* Exercise brief
Scan the records below for the word "larger". Copy each line where it appears.

[Data extracted from a collection]
......
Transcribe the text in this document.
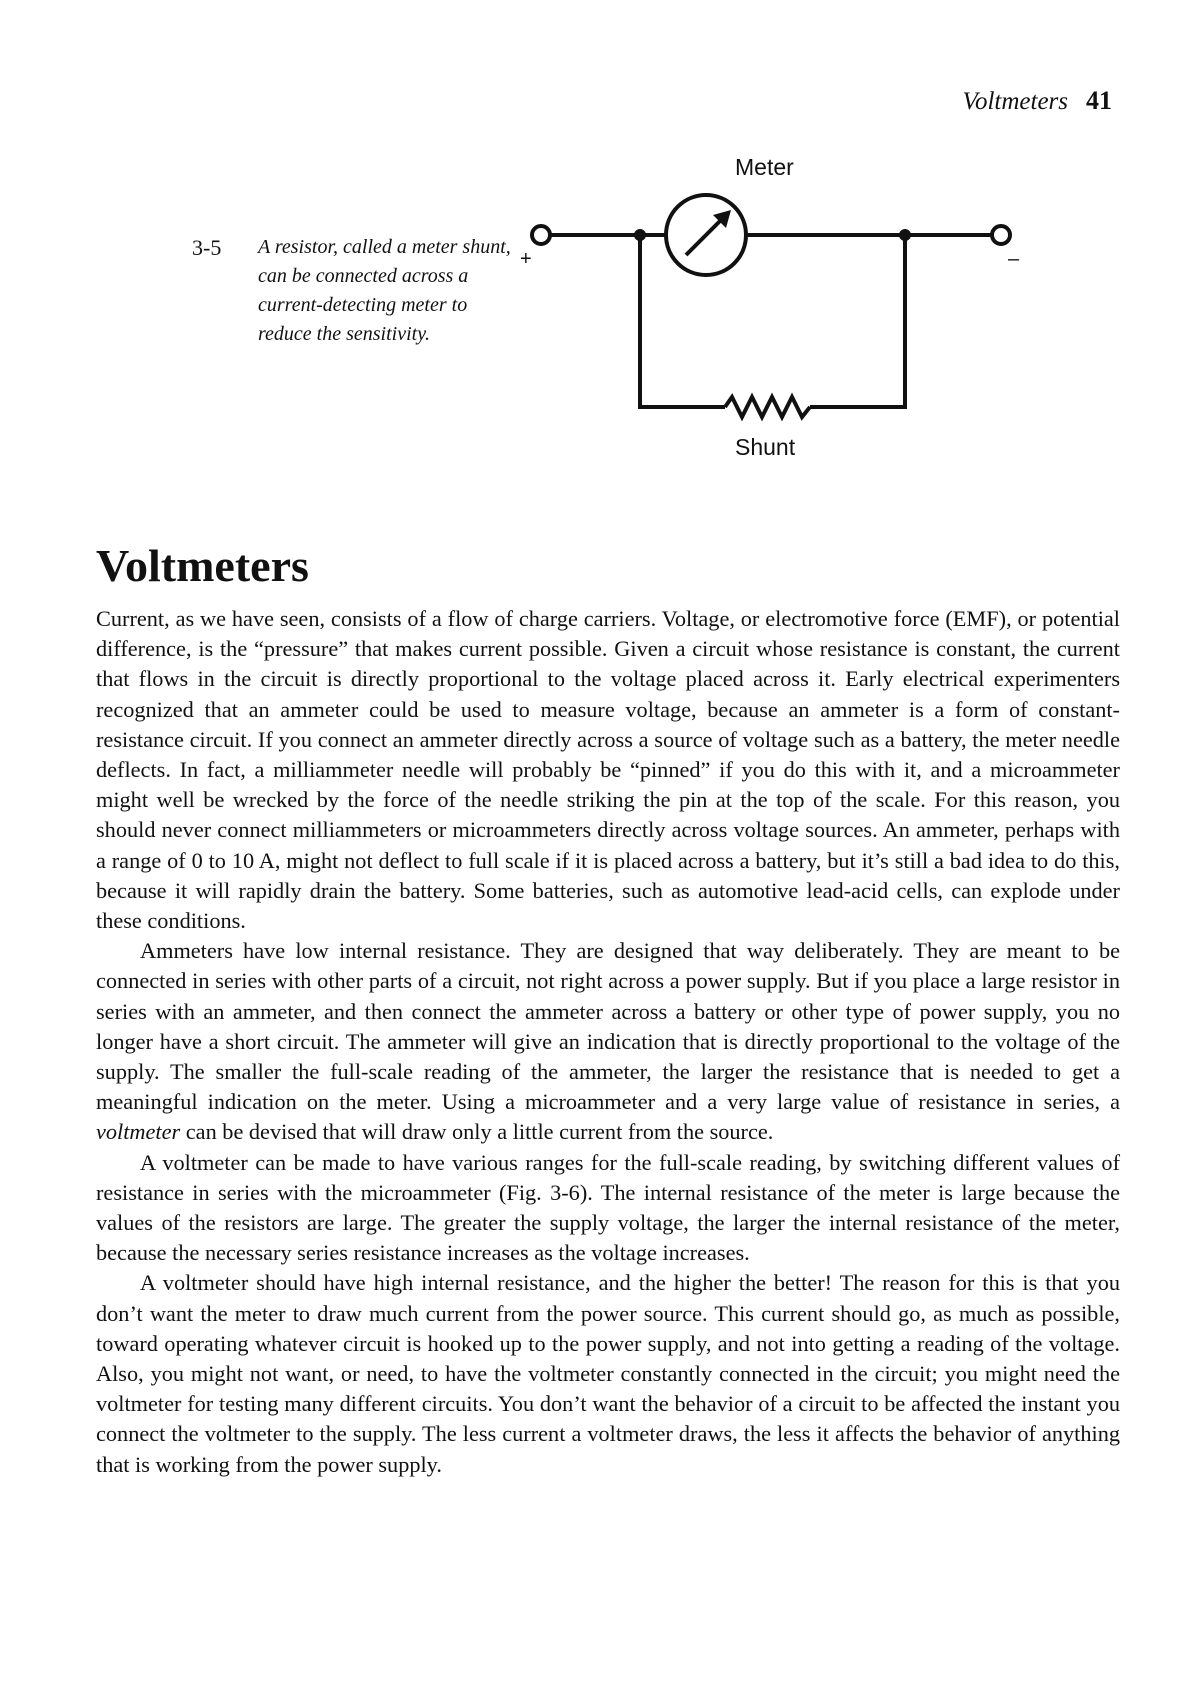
Voltmeters 41
3-5 A resistor, called a meter shunt, can be connected across a current-detecting meter to reduce the sensitivity.
Meter
Shunt
+	–
Voltmeters

Current, as we have seen, consists of a flow of charge carriers. Voltage, or electromotive force (EMF), or potential difference, is the “pressure” that makes current possible. Given a circuit whose resistance is constant, the current that flows in the circuit is directly proportional to the voltage placed across it. Early electrical experimenters recognized that an ammeter could be used to measure voltage, because an ammeter is a form of constant-resistance circuit. If you connect an ammeter directly across a source of voltage such as a battery, the meter needle deflects. In fact, a milliammeter needle will probably be “pinned” if you do this with it, and a microammeter might well be wrecked by the force of the needle striking the pin at the top of the scale. For this reason, you should never connect milliammeters or microammeters directly across voltage sources. An ammeter, perhaps with a range of 0 to 10 A, might not deflect to full scale if it is placed across a battery, but it’s still a bad idea to do this, because it will rapidly drain the battery. Some batteries, such as automotive lead-acid cells, can explode under these conditions.

Ammeters have low internal resistance. They are designed that way deliberately. They are meant to be connected in series with other parts of a circuit, not right across a power supply. But if you place a large resistor in series with an ammeter, and then connect the ammeter across a battery or other type of power supply, you no longer have a short circuit. The ammeter will give an indication that is directly proportional to the voltage of the supply. The smaller the full-scale reading of the ammeter, the larger the resistance that is needed to get a meaningful indication on the meter. Using a microammeter and a very large value of resistance in series, a voltmeter can be devised that will draw only a little current from the source.

A voltmeter can be made to have various ranges for the full-scale reading, by switching different values of resistance in series with the microammeter (Fig. 3-6). The internal resistance of the meter is large because the values of the resistors are large. The greater the supply voltage, the larger the internal resistance of the meter, because the necessary series resistance increases as the voltage increases.

A voltmeter should have high internal resistance, and the higher the better! The reason for this is that you don’t want the meter to draw much current from the power source. This current should go, as much as possible, toward operating whatever circuit is hooked up to the power supply, and not into getting a reading of the voltage. Also, you might not want, or need, to have the voltmeter constantly connected in the circuit; you might need the voltmeter for testing many different circuits. You don’t want the behavior of a circuit to be affected the instant you connect the voltmeter to the supply. The less current a voltmeter draws, the less it affects the behavior of anything that is working from the power supply.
......
* Solution below
Ammeters have low internal resistance. They are designed that way deliberately. They are meant to be connected in series with other parts of a circuit, not right across a power supply. But if you place a large resistor in series with an ammeter, and then connect the ammeter across a battery or other type of power supply, you no longer have a short circuit. The ammeter will give an indication that is directly proportional to the voltage of the supply. The smaller the full-scale reading of the ammeter, the larger the resistance that is needed to get a meaningful indication on the meter. Using a microammeter and a very large value of resistance in series, a voltmeter can be devised that will draw only a little current from the source.
A voltmeter can be made to have various ranges for the full-scale reading, by switching different values of resistance in series with the microammeter (Fig. 3-6). The internal resistance of the meter is large because the values of the resistors are large. The greater the supply voltage, the larger the internal resistance of the meter, because the necessary series resistance increases as the voltage increases.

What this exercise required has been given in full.